## start Material
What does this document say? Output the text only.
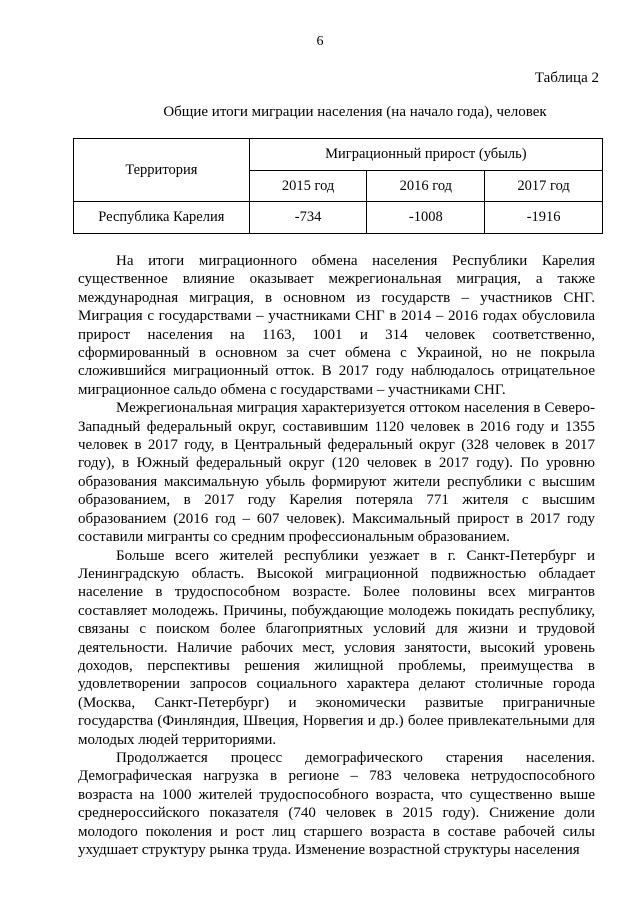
6
Таблица 2
Общие итоги миграции населения (на начало года), человек
Территория	Миграционный прирост (убыль)		
	2015 год	2016 год	2017 год
Республика Карелия	-734	-1008	-1916

На итоги миграционного обмена населения Республики Карелия существенное влияние оказывает межрегиональная миграция, а также международная миграция, в основном из государств – участников СНГ. Миграция с государствами – участниками СНГ в 2014 – 2016 годах обусловила прирост населения на 1163, 1001 и 314 человек соответственно, сформированный в основном за счет обмена с Украиной, но не покрыла сложившийся миграционный отток. В 2017 году наблюдалось отрицательное миграционное сальдо обмена с государствами – участниками СНГ.

Межрегиональная миграция характеризуется оттоком населения в Северо-Западный федеральный округ, составившим 1120 человек в 2016 году и 1355 человек в 2017 году, в Центральный федеральный округ (328 человек в 2017 году), в Южный федеральный округ (120 человек в 2017 году). По уровню образования максимальную убыль формируют жители республики с высшим образованием, в 2017 году Карелия потеряла 771 жителя с высшим образованием (2016 год – 607 человек). Максимальный прирост в 2017 году составили мигранты со средним профессиональным образованием.

Больше всего жителей республики уезжает в г. Санкт-Петербург и Ленинградскую область. Высокой миграционной подвижностью обладает население в трудоспособном возрасте. Более половины всех мигрантов составляет молодежь. Причины, побуждающие молодежь покидать республику, связаны с поиском более благоприятных условий для жизни и трудовой деятельности. Наличие рабочих мест, условия занятости, высокий уровень доходов, перспективы решения жилищной проблемы, преимущества в удовлетворении запросов социального характера делают столичные города (Москва, Санкт-Петербург) и экономически развитые приграничные государства (Финляндия, Швеция, Норвегия и др.) более привлекательными для молодых людей территориями.

Продолжается процесс демографического старения населения. Демографическая нагрузка в регионе – 783 человека нетрудоспособного возраста на 1000 жителей трудоспособного возраста, что существенно выше среднероссийского показателя (740 человек в 2015 году). Снижение доли молодого поколения и рост лиц старшего возраста в составе рабочей силы ухудшает структуру рынка труда. Изменение возрастной структуры населения
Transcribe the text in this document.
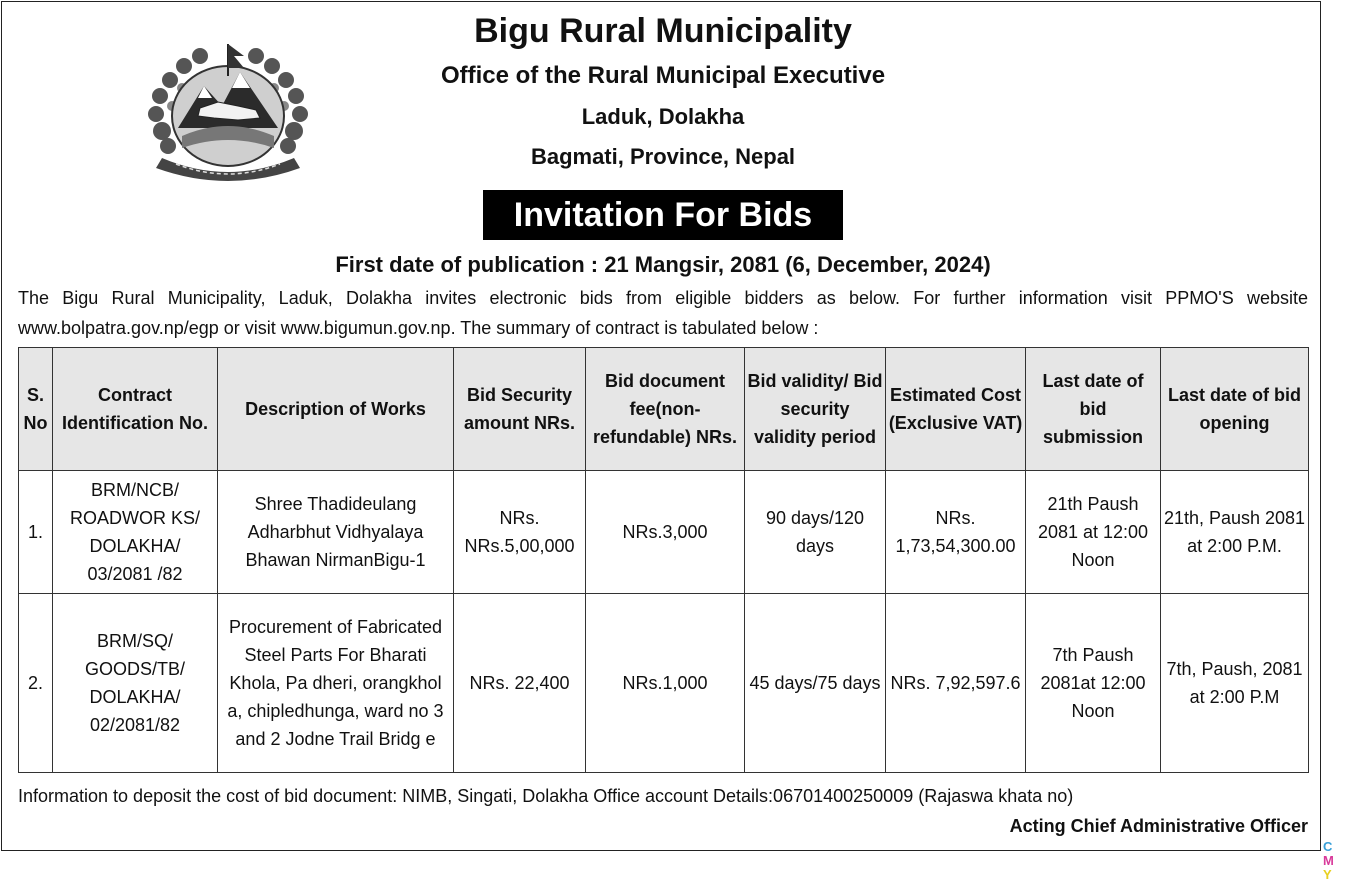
Bigu Rural Municipality
Office of the Rural Municipal Executive
Laduk, Dolakha
Bagmati, Province, Nepal
Invitation For Bids
First date of publication : 21 Mangsir, 2081 (6, December, 2024)
The Bigu Rural Municipality, Laduk, Dolakha invites electronic bids from eligible bidders as below. For further information visit PPMO'S website www.bolpatra.gov.np/egp or visit www.bigumun.gov.np. The summary of contract is tabulated below :
S. No	Contract Identification No.	Description of Works	Bid Security amount NRs.	Bid document fee(non-refundable) NRs.	Bid validity/ Bid security validity period	Estimated Cost (Exclusive VAT)	Last date of bid submission	Last date of bid opening
1.	BRM/NCB/ ROADWOR KS/ DOLAKHA/ 03/2081 /82	Shree Thadideulang Adharbhut Vidhyalaya Bhawan NirmanBigu-1	NRs. NRs.5,00,000	NRs.3,000	90 days/120 days	NRs. 1,73,54,300.00	21th Paush 2081 at 12:00 Noon	21th, Paush 2081 at 2:00 P.M.
2.	BRM/SQ/ GOODS/TB/ DOLAKHA/ 02/2081/82	Procurement of Fabricated Steel Parts For Bharati Khola, Pa dheri, orangkhol a, chipledhunga, ward no 3 and 2 Jodne Trail Bridg e	NRs. 22,400	NRs.1,000	45 days/75 days	NRs. 7,92,597.6	7th Paush 2081at 12:00 Noon	7th, Paush, 2081 at 2:00 P.M
Information to deposit the cost of bid document: NIMB, Singati, Dolakha Office account Details:06701400250009 (Rajaswa khata no)
Acting Chief Administrative Officer
C
M
Y
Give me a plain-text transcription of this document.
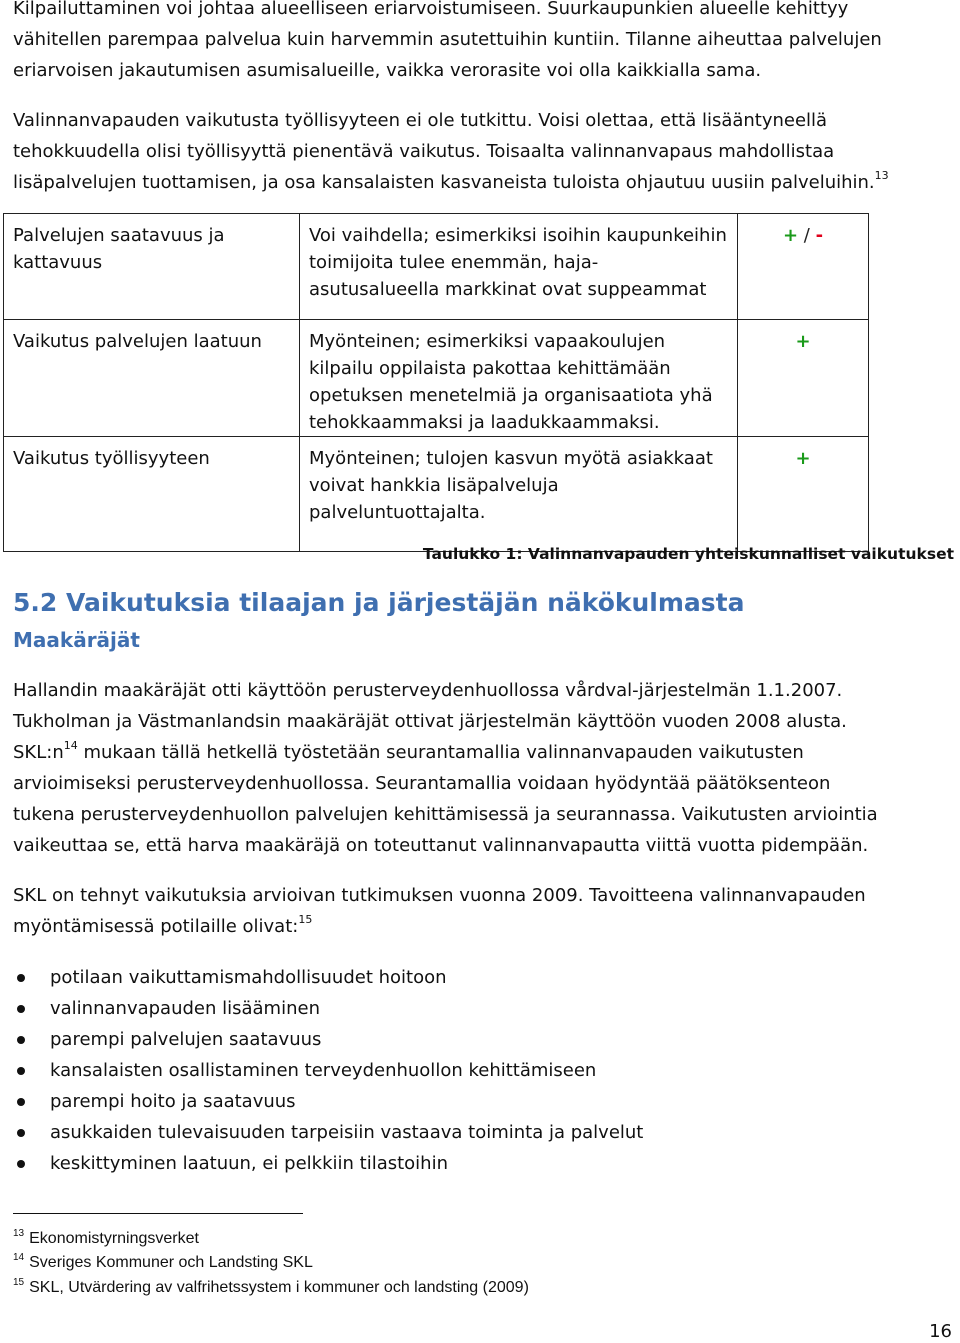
Kilpailuttaminen voi johtaa alueelliseen eriarvoistumiseen. Suurkaupunkien alueelle kehittyy

vähitellen parempaa palvelua kuin harvemmin asutettuihin kuntiin. Tilanne aiheuttaa palvelujen

eriarvoisen jakautumisen asumisalueille, vaikka verorasite voi olla kaikkialla sama.

Valinnanvapauden vaikutusta työllisyyteen ei ole tutkittu. Voisi olettaa, että lisääntyneellä

tehokkuudella olisi työllisyyttä pienentävä vaikutus. Toisaalta valinnanvapaus mahdollistaa

lisäpalvelujen tuottamisen, ja osa kansalaisten kasvaneista tuloista ohjautuu uusiin palveluihin.$^{13}$

Palvelujen saatavuus ja kattavuus	Voi vaihdella; esimerkiksi isoihin kaupunkeihin toimijoita tulee enemmän, haja-asutusalueella markkinat ovat suppeammat	+ / -
Vaikutus palvelujen laatuun	Myönteinen; esimerkiksi vapaakoulujen kilpailu oppilaista pakottaa kehittämään opetuksen menetelmiä ja organisaatiota yhä tehokkaammaksi ja laadukkaammaksi.	+
Vaikutus työllisyyteen	Myönteinen; tulojen kasvun myötä asiakkaat voivat hankkia lisäpalveluja palveluntuottajalta.	+
Taulukko 1: Valinnanvapauden yhteiskunnalliset vaikutukset
5.2 Vaikutuksia tilaajan ja järjestäjän näkökulmasta
Maakäräjät

Hallandin maakäräjät otti käyttöön perusterveydenhuollossa vårdval-järjestelmän 1.1.2007.

Tukholman ja Västmanlandsin maakäräjät ottivat järjestelmän käyttöön vuoden 2008 alusta.

$SKL:n^{14}$ mukaan tällä hetkellä työstetään seurantamallia valinnanvapauden vaikutusten

arvioimiseksi perusterveydenhuollossa. Seurantamallia voidaan hyödyntää päätöksenteon

tukena perusterveydenhuollon palvelujen kehittämisessä ja seurannassa. Vaikutusten arviointia

vaikeuttaa se, että harva maakäräjä on toteuttanut valinnanvapautta viittä vuotta pidempään.

SKL on tehnyt vaikutuksia arvioivan tutkimuksen vuonna 2009. Tavoitteena valinnanvapauden

myöntämisessä potilaille olivat:$^{15}$

potilaan vaikuttamismahdollisuudet hoitoon
valinnanvapauden lisääminen
parempi palvelujen saatavuus
kansalaisten osallistaminen terveydenhuollon kehittämiseen
parempi hoito ja saatavuus
asukkaiden tulevaisuuden tarpeisiin vastaava toiminta ja palvelut
keskittyminen laatuun, ei pelkkiin tilastoihin

$^{13}$ Ekonomistyrningsverket

$^{14}$ Sveriges Kommuner och Landsting SKL

$^{15}$ SKL, Utvärdering av valfrihetssystem i kommuner och landsting (2009)

16
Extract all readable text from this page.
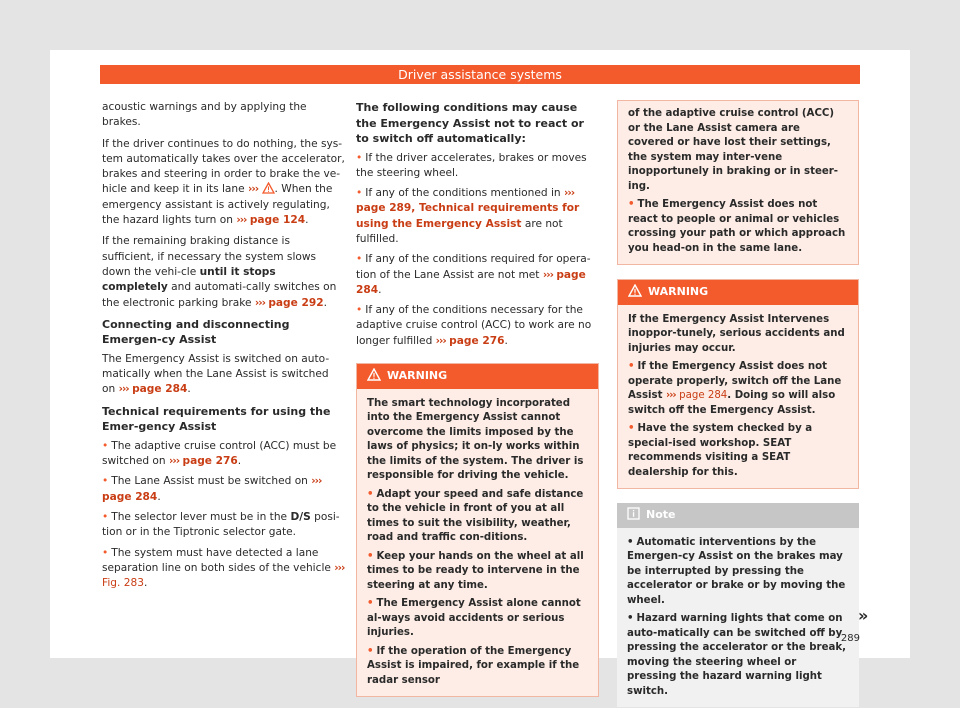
Driver assistance systems

acoustic warnings and by applying the brakes.

If the driver continues to do nothing, the sys-tem automatically takes over the accelerator, brakes and steering in order to brake the ve-hicle and keep it in its lane ››› . When the emergency assistant is actively regulating, the hazard lights turn on ››› page 124.

If the remaining braking distance is sufficient, if necessary the system slows down the vehi-cle until it stops completely and automati-cally switches on the electronic parking brake ››› page 292.

Connecting and disconnecting Emergen-cy Assist

The Emergency Assist is switched on auto-matically when the Lane Assist is switched on ››› page 284.

Technical requirements for using the Emer-gency Assist
• The adaptive cruise control (ACC) must be switched on ››› page 276.
• The Lane Assist must be switched on ››› page 284.
• The selector lever must be in the D/S posi-tion or in the Tiptronic selector gate.
• The system must have detected a lane separation line on both sides of the vehicle ››› Fig. 283.
The following conditions may cause the Emergency Assist not to react or to switch off automatically:
• If the driver accelerates, brakes or moves the steering wheel.
• If any of the conditions mentioned in ››› page 289, Technical requirements for using the Emergency Assist are not fulfilled.
• If any of the conditions required for opera-tion of the Lane Assist are not met ››› page 284.
• If any of the conditions necessary for the adaptive cruise control (ACC) to work are no longer fulfilled ››› page 276.
WARNING
The smart technology incorporated into the Emergency Assist cannot overcome the limits imposed by the laws of physics; it on-ly works within the limits of the system. The driver is responsible for driving the vehicle.
• Adapt your speed and safe distance to the vehicle in front of you at all times to suit the visibility, weather, road and traffic con-ditions.
• Keep your hands on the wheel at all times to be ready to intervene in the steering at any time.
• The Emergency Assist alone cannot al-ways avoid accidents or serious injuries.
• If the operation of the Emergency Assist is impaired, for example if the radar sensor
of the adaptive cruise control (ACC) or the Lane Assist camera are covered or have lost their settings, the system may inter-vene inopportunely in braking or in steer-ing.
• The Emergency Assist does not react to people or animal or vehicles crossing your path or which approach you head-on in the same lane.
WARNING
If the Emergency Assist Intervenes inoppor-tunely, serious accidents and injuries may occur.
• If the Emergency Assist does not operate properly, switch off the Lane Assist ››› page 284. Doing so will also switch off the Emergency Assist.
• Have the system checked by a special-ised workshop. SEAT recommends visiting a SEAT dealership for this.
Note
• Automatic interventions by the Emergen-cy Assist on the brakes may be interrupted by pressing the accelerator or brake or by moving the wheel.
• Hazard warning lights that come on auto-matically can be switched off by pressing the accelerator or the break, moving the steering wheel or pressing the hazard warning light switch.
»
289
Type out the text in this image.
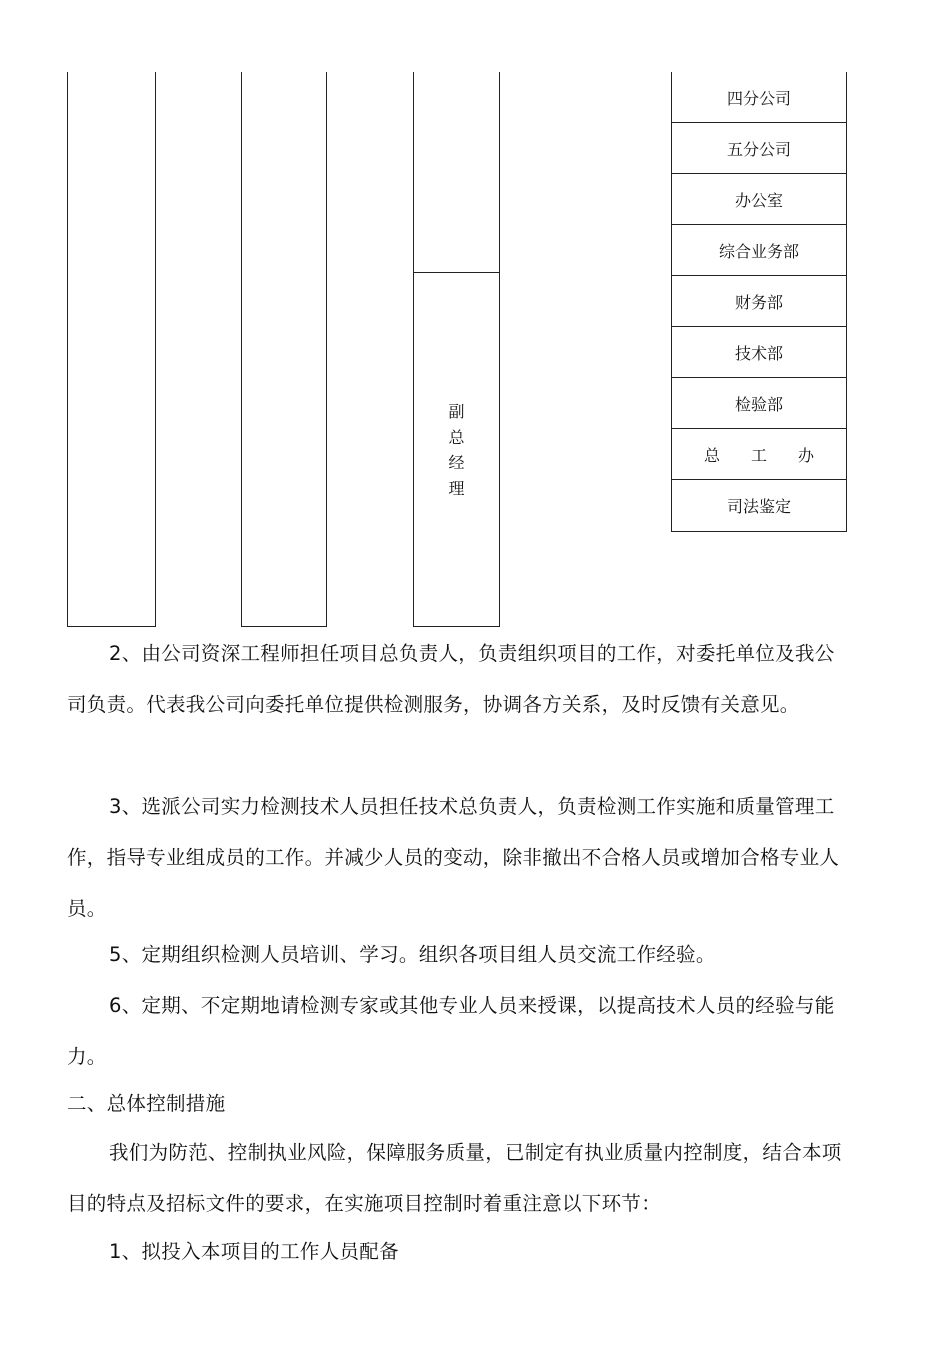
副
总
经
理
四分公司
五分公司
办公室
综合业务部
财务部
技术部
检验部
总 工 办
司法鉴定

2、由公司资深工程师担任项目总负责人，负责组织项目的工作，对委托单位及我公司负责。代表我公司向委托单位提供检测服务，协调各方关系，及时反馈有关意见。

3、选派公司实力检测技术人员担任技术总负责人，负责检测工作实施和质量管理工作，指导专业组成员的工作。并减少人员的变动，除非撤出不合格人员或增加合格专业人员。

5、定期组织检测人员培训、学习。组织各项目组人员交流工作经验。

6、定期、不定期地请检测专家或其他专业人员来授课，以提高技术人员的经验与能力。

二、总体控制措施

我们为防范、控制执业风险，保障服务质量，已制定有执业质量内控制度，结合本项目的特点及招标文件的要求，在实施项目控制时着重注意以下环节：

1、拟投入本项目的工作人员配备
## end Material
(Your instructions) Identify the lines above that contain the word "accelerator", then copy them.

(Task output)
If the driver continues to do nothing, the sys-tem automatically takes over the accelerator, brakes and steering in order to brake the ve-hicle and keep it in its lane ››› . When the emergency assistant is actively regulating, the hazard lights turn on ››› page 124.
• Automatic interventions by the Emergen-cy Assist on the brakes may be interrupted by pressing the accelerator or brake or by moving the wheel.
• Hazard warning lights that come on auto-matically can be switched off by pressing the accelerator or the break, moving the steering wheel or pressing the hazard warning light switch.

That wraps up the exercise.